[Items from a data source]
==========

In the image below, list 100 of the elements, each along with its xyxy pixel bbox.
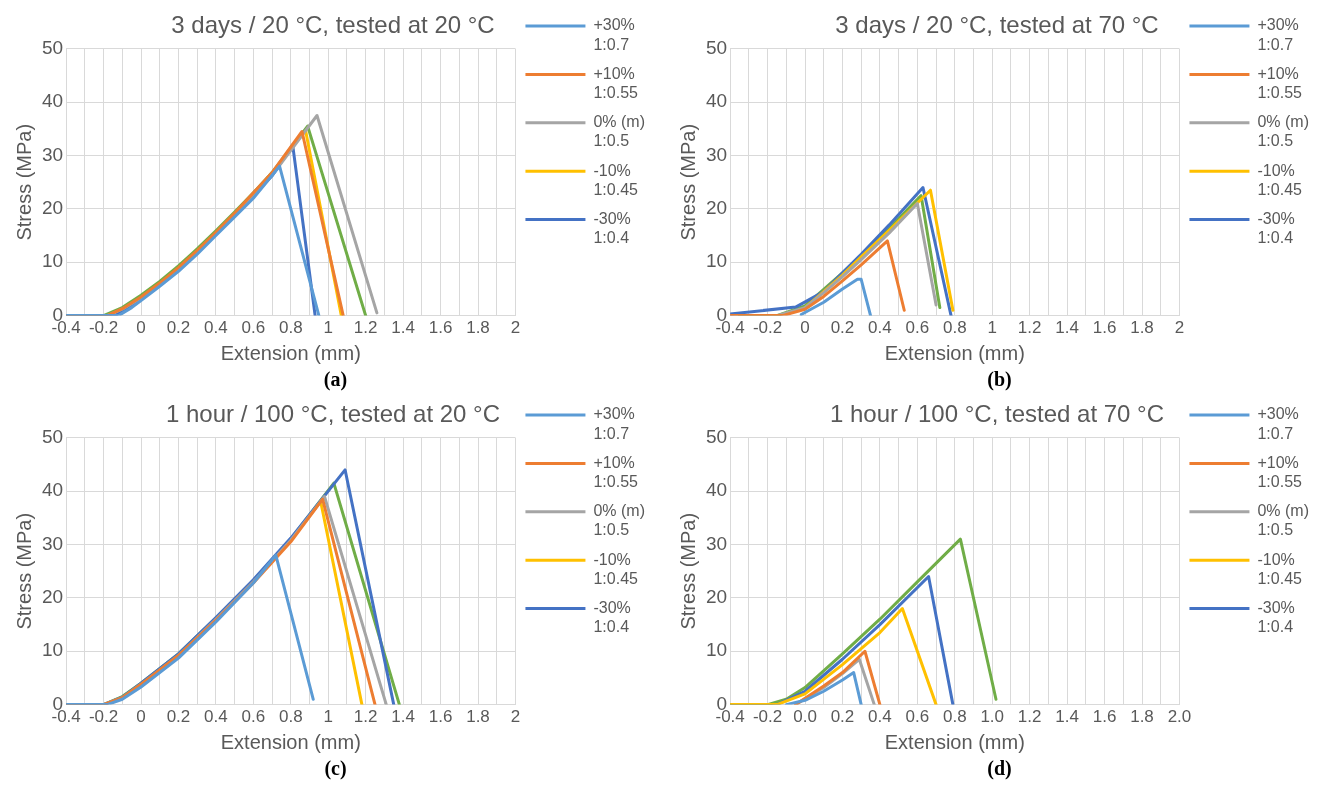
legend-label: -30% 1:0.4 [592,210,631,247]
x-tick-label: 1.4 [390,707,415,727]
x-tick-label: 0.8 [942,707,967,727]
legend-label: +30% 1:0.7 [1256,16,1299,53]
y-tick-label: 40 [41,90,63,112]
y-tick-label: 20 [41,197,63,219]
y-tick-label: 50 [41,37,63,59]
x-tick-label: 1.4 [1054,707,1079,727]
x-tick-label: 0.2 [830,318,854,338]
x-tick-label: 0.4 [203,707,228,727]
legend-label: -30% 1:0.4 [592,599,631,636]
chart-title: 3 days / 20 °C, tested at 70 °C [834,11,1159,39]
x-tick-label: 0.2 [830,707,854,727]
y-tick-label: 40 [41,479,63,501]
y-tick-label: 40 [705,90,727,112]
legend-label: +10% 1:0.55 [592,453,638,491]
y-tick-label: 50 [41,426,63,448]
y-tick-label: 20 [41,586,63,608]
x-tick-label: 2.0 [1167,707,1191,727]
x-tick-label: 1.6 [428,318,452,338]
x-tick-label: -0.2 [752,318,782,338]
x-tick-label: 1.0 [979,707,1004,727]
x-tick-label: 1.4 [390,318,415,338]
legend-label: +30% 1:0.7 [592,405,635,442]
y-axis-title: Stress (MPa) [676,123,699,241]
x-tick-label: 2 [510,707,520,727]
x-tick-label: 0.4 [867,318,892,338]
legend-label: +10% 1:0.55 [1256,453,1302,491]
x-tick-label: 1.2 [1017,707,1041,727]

==========

# WHAT THE EXERCISE ASKS
Retype all of the items above line for line, precisely as they appear, and leave out the picture.

# SOLVED EXERCISE
In the image below, list 100 of the elements, each along with its xyxy pixel bbox.
legend-label: -30% 1:0.4 [592,210,631,247]
x-tick-label: 1.4 [390,707,415,727]
x-tick-label: 0.8 [942,707,967,727]
legend-label: +30% 1:0.7 [1256,16,1299,53]
y-tick-label: 40 [41,90,63,112]
y-tick-label: 20 [41,197,63,219]
y-tick-label: 50 [41,37,63,59]
x-tick-label: 1.4 [1054,707,1079,727]
x-tick-label: 0.2 [830,318,854,338]
x-tick-label: 0.4 [203,707,228,727]
legend-label: -30% 1:0.4 [592,599,631,636]
chart-title: 3 days / 20 °C, tested at 70 °C [834,11,1159,39]
x-tick-label: 0.2 [830,707,854,727]
y-tick-label: 40 [41,479,63,501]
y-tick-label: 40 [705,90,727,112]
legend-label: +10% 1:0.55 [592,453,638,491]
y-tick-label: 50 [41,426,63,448]
y-tick-label: 20 [41,586,63,608]
x-tick-label: 2.0 [1167,707,1191,727]
x-tick-label: 1.6 [428,318,452,338]
x-tick-label: -0.2 [752,318,782,338]
x-tick-label: 1.0 [979,707,1004,727]
x-tick-label: 1.4 [390,318,415,338]
legend-label: +30% 1:0.7 [592,405,635,442]
y-axis-title: Stress (MPa) [676,123,699,241]
x-tick-label: 2 [510,707,520,727]
x-tick-label: 0.4 [867,318,892,338]
legend-label: +10% 1:0.55 [1256,453,1302,491]
x-tick-label: 1.2 [1017,707,1041,727]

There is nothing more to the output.